:: GIVEN DATA

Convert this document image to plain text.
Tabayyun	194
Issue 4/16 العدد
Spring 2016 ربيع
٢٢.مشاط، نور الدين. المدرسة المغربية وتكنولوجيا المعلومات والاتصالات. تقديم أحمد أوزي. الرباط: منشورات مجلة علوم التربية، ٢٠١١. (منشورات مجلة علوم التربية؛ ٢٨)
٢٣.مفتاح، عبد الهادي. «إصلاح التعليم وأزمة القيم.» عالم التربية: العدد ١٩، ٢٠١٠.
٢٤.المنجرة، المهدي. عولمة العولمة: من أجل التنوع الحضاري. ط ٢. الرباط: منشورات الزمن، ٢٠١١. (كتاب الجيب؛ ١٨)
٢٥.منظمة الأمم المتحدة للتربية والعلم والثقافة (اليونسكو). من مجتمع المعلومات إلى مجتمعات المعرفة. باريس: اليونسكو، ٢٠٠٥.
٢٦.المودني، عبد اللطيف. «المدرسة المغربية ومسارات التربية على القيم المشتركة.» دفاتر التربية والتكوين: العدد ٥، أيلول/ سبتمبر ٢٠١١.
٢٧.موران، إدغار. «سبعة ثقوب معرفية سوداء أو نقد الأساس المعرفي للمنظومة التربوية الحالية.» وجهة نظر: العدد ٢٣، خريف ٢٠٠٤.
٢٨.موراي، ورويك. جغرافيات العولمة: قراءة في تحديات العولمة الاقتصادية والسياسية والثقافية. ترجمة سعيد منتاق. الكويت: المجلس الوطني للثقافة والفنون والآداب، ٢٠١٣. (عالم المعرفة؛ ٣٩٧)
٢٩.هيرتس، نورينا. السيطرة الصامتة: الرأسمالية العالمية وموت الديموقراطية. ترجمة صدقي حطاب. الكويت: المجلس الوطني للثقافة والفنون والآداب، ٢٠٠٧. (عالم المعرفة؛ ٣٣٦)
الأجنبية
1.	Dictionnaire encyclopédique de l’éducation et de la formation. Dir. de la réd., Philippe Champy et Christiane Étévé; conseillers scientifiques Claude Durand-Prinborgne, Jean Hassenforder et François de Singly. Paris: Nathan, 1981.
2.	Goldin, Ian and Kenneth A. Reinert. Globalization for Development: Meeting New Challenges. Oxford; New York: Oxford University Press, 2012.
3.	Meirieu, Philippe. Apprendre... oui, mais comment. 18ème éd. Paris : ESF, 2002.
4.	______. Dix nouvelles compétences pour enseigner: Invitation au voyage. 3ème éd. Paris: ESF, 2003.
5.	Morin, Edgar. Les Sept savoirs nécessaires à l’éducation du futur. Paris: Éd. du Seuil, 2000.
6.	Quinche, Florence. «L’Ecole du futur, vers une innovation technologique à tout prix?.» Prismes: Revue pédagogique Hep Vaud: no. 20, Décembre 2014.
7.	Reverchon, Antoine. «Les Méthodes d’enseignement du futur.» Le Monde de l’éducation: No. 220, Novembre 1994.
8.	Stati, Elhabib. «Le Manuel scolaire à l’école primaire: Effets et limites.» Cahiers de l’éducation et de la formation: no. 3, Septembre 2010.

::::

▸ **TASK BRIEF**
Your task is to reproduce all of the records exactly.

▸ **WORKED ANSWER**
Convert this document image to plain text.
Tabayyun	194
Issue 4/16 العدد
Spring 2016 ربيع
٢٢.مشاط، نور الدين. المدرسة المغربية وتكنولوجيا المعلومات والاتصالات. تقديم أحمد أوزي. الرباط: منشورات مجلة علوم التربية، ٢٠١١. (منشورات مجلة علوم التربية؛ ٢٨)
٢٣.مفتاح، عبد الهادي. «إصلاح التعليم وأزمة القيم.» عالم التربية: العدد ١٩، ٢٠١٠.
٢٤.المنجرة، المهدي. عولمة العولمة: من أجل التنوع الحضاري. ط ٢. الرباط: منشورات الزمن، ٢٠١١. (كتاب الجيب؛ ١٨)
٢٥.منظمة الأمم المتحدة للتربية والعلم والثقافة (اليونسكو). من مجتمع المعلومات إلى مجتمعات المعرفة. باريس: اليونسكو، ٢٠٠٥.
٢٦.المودني، عبد اللطيف. «المدرسة المغربية ومسارات التربية على القيم المشتركة.» دفاتر التربية والتكوين: العدد ٥، أيلول/ سبتمبر ٢٠١١.
٢٧.موران، إدغار. «سبعة ثقوب معرفية سوداء أو نقد الأساس المعرفي للمنظومة التربوية الحالية.» وجهة نظر: العدد ٢٣، خريف ٢٠٠٤.
٢٨.موراي، ورويك. جغرافيات العولمة: قراءة في تحديات العولمة الاقتصادية والسياسية والثقافية. ترجمة سعيد منتاق. الكويت: المجلس الوطني للثقافة والفنون والآداب، ٢٠١٣. (عالم المعرفة؛ ٣٩٧)
٢٩.هيرتس، نورينا. السيطرة الصامتة: الرأسمالية العالمية وموت الديموقراطية. ترجمة صدقي حطاب. الكويت: المجلس الوطني للثقافة والفنون والآداب، ٢٠٠٧. (عالم المعرفة؛ ٣٣٦)
الأجنبية
1.	Dictionnaire encyclopédique de l’éducation et de la formation. Dir. de la réd., Philippe Champy et Christiane Étévé; conseillers scientifiques Claude Durand-Prinborgne, Jean Hassenforder et François de Singly. Paris: Nathan, 1981.
2.	Goldin, Ian and Kenneth A. Reinert. Globalization for Development: Meeting New Challenges. Oxford; New York: Oxford University Press, 2012.
3.	Meirieu, Philippe. Apprendre... oui, mais comment. 18ème éd. Paris : ESF, 2002.
4.	______. Dix nouvelles compétences pour enseigner: Invitation au voyage. 3ème éd. Paris: ESF, 2003.
5.	Morin, Edgar. Les Sept savoirs nécessaires à l’éducation du futur. Paris: Éd. du Seuil, 2000.
6.	Quinche, Florence. «L’Ecole du futur, vers une innovation technologique à tout prix?.» Prismes: Revue pédagogique Hep Vaud: no. 20, Décembre 2014.
7.	Reverchon, Antoine. «Les Méthodes d’enseignement du futur.» Le Monde de l’éducation: No. 220, Novembre 1994.
8.	Stati, Elhabib. «Le Manuel scolaire à l’école primaire: Effets et limites.» Cahiers de l’éducation et de la formation: no. 3, Septembre 2010.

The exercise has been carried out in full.